__What this task involves__. In the entries below, find the lines with the word "①检修人员巡视" and copy them.

__Data extract__.
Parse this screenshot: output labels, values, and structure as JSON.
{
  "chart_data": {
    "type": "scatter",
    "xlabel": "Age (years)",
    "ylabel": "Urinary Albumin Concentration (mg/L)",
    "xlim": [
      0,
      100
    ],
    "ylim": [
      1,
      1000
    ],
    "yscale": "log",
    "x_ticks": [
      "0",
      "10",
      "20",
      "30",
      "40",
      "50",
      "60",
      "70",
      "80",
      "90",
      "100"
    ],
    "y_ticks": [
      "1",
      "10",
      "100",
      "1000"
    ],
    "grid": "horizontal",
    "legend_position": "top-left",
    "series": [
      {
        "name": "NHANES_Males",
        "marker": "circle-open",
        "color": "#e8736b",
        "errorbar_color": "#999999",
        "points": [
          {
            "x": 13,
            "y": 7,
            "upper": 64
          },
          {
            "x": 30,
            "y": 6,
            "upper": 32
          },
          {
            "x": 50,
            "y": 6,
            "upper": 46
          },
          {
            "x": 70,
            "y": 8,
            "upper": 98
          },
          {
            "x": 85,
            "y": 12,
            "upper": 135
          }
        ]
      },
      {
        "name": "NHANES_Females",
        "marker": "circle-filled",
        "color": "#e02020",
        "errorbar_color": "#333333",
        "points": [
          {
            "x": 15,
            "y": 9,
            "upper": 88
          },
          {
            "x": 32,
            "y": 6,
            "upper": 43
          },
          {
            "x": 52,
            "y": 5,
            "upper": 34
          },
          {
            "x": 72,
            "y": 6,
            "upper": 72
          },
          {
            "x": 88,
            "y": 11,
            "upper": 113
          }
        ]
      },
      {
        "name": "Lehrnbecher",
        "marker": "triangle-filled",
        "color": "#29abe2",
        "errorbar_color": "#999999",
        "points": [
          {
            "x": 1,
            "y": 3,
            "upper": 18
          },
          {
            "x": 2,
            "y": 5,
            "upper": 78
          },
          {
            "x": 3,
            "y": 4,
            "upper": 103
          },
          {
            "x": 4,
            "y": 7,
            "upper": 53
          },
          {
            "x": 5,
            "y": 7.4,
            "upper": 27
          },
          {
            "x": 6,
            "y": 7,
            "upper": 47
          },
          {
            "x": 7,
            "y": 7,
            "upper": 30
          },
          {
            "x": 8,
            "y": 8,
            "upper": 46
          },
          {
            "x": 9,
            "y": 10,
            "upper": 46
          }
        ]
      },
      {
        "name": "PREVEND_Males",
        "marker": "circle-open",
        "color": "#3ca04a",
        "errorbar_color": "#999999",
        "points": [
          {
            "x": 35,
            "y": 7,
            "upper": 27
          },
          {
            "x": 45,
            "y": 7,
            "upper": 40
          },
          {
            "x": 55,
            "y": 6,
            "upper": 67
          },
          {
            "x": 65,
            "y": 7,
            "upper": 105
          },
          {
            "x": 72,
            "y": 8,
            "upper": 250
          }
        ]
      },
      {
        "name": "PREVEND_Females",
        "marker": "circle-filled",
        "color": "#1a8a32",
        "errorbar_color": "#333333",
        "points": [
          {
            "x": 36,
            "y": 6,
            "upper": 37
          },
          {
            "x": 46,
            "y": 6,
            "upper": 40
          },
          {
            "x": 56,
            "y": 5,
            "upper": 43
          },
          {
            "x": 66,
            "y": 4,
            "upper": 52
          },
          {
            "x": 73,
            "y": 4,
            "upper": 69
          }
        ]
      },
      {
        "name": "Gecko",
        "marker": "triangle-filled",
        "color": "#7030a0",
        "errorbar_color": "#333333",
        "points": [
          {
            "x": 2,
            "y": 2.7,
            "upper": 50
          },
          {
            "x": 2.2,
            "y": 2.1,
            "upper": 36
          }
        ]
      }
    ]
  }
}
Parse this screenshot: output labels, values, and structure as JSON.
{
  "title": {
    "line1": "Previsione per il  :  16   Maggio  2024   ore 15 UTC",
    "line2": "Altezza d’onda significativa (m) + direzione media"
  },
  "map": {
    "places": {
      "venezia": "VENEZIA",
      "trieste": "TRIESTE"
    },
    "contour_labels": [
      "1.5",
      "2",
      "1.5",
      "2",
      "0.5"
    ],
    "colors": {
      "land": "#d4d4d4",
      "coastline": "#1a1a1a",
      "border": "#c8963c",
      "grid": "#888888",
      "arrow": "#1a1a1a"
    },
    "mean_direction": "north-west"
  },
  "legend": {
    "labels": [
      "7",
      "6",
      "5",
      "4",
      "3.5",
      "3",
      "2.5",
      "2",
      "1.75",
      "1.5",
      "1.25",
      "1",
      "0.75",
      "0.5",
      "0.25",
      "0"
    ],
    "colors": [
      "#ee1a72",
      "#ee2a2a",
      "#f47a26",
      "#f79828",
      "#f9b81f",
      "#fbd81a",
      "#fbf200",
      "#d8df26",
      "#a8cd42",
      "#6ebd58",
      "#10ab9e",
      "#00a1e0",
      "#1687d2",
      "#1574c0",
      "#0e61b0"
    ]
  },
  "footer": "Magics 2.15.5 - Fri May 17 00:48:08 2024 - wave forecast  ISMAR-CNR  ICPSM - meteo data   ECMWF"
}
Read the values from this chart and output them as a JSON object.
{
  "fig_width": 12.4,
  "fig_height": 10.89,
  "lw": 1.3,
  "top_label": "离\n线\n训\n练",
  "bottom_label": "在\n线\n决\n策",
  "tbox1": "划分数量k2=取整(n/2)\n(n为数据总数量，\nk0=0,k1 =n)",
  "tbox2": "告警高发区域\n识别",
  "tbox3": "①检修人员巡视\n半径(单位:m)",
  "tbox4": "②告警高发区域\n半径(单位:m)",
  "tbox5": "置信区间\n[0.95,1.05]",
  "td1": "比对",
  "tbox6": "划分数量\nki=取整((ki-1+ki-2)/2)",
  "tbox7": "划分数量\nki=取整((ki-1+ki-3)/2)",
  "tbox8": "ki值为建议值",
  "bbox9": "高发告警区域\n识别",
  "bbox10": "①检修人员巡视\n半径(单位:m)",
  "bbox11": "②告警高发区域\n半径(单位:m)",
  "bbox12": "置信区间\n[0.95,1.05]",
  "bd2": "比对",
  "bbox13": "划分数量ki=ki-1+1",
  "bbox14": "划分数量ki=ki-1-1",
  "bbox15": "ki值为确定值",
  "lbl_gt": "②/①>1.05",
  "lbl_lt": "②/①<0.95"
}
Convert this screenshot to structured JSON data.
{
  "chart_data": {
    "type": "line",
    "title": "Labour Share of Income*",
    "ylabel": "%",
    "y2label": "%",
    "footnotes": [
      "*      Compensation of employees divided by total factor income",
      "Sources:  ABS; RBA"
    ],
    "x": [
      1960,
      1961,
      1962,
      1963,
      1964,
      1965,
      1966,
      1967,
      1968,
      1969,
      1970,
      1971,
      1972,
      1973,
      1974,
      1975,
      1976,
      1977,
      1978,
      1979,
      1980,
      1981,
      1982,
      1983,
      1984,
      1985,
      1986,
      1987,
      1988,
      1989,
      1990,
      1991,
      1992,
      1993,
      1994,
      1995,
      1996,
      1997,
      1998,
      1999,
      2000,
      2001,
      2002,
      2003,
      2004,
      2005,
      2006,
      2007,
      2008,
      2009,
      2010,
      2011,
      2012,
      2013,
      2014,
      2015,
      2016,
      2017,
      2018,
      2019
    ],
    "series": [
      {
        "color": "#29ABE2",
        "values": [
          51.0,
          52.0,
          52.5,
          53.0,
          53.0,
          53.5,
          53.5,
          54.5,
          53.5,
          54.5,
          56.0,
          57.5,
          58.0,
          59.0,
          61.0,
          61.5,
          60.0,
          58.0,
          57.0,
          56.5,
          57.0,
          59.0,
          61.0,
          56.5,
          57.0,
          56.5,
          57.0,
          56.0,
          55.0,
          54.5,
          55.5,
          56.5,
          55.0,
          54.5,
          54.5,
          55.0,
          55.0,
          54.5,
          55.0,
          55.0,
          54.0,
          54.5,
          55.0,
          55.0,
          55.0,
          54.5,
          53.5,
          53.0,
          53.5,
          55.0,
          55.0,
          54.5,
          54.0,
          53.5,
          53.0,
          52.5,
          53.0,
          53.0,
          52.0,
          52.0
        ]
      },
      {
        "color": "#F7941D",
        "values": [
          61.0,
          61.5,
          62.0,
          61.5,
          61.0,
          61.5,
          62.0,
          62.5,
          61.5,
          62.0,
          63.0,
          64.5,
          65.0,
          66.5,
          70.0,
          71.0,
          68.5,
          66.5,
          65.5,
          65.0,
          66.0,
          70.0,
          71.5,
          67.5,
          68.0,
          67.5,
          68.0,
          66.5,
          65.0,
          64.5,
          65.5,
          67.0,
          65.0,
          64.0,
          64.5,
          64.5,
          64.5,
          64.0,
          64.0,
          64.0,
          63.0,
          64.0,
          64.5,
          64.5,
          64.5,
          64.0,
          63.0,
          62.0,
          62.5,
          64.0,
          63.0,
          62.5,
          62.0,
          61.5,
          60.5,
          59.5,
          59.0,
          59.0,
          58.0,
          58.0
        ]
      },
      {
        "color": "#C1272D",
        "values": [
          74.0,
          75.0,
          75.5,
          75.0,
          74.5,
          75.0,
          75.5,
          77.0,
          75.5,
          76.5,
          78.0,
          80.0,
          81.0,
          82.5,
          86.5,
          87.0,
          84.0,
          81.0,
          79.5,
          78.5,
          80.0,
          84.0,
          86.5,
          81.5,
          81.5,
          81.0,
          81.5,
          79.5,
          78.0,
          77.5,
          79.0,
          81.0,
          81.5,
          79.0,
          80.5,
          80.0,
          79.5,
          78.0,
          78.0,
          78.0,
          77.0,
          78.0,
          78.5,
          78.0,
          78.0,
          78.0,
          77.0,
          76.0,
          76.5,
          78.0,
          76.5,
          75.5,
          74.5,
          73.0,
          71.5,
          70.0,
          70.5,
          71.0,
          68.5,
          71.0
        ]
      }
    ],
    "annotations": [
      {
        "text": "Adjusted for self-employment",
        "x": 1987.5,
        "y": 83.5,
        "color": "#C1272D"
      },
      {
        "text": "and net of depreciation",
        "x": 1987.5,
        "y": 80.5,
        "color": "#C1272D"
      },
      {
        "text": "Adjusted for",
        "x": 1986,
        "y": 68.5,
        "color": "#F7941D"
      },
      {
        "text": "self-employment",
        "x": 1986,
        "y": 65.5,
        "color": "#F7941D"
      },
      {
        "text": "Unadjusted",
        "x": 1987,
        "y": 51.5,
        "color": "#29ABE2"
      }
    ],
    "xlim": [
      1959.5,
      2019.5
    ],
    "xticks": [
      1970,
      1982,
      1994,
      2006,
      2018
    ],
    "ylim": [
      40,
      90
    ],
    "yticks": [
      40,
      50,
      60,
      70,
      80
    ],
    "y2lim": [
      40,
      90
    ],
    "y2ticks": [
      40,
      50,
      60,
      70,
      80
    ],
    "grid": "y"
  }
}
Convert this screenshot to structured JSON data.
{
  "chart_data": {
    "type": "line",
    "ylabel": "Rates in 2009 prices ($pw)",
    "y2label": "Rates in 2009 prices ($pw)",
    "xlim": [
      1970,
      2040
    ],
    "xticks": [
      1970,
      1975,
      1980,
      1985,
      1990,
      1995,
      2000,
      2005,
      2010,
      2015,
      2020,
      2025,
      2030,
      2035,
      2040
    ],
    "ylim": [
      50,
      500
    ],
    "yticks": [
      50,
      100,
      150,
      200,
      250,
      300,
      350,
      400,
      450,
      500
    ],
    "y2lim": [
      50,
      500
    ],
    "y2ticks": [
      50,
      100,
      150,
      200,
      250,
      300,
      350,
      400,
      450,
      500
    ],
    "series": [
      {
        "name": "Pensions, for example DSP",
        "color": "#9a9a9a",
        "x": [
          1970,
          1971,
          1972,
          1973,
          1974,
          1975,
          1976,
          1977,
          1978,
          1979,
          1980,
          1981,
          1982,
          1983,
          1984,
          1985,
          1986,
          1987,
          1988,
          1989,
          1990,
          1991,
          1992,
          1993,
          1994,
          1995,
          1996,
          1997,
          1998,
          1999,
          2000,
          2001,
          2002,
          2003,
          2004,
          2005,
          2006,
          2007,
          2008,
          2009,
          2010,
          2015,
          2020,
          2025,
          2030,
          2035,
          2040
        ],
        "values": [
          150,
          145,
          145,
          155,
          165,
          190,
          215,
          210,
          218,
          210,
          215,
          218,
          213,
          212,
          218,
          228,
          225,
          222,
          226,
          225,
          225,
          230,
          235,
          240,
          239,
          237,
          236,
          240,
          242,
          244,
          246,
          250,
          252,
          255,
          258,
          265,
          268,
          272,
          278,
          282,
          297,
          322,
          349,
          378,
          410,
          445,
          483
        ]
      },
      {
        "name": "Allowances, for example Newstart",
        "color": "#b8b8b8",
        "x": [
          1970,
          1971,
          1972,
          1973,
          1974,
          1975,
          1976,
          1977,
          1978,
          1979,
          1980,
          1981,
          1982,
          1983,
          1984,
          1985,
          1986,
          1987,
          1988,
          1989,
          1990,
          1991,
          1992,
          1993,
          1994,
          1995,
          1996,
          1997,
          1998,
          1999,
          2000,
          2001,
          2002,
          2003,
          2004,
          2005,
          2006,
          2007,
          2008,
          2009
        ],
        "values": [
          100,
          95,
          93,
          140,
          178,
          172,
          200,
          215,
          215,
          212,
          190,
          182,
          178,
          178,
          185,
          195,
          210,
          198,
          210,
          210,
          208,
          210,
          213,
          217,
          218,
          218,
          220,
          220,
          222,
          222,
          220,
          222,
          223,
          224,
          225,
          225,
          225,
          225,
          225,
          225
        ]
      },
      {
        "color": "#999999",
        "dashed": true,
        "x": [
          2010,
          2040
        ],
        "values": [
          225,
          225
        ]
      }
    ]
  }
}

__Output__.
  "tbox3": "①检修人员巡视\n半径(单位:m)",
  "bbox10": "①检修人员巡视\n半径(单位:m)",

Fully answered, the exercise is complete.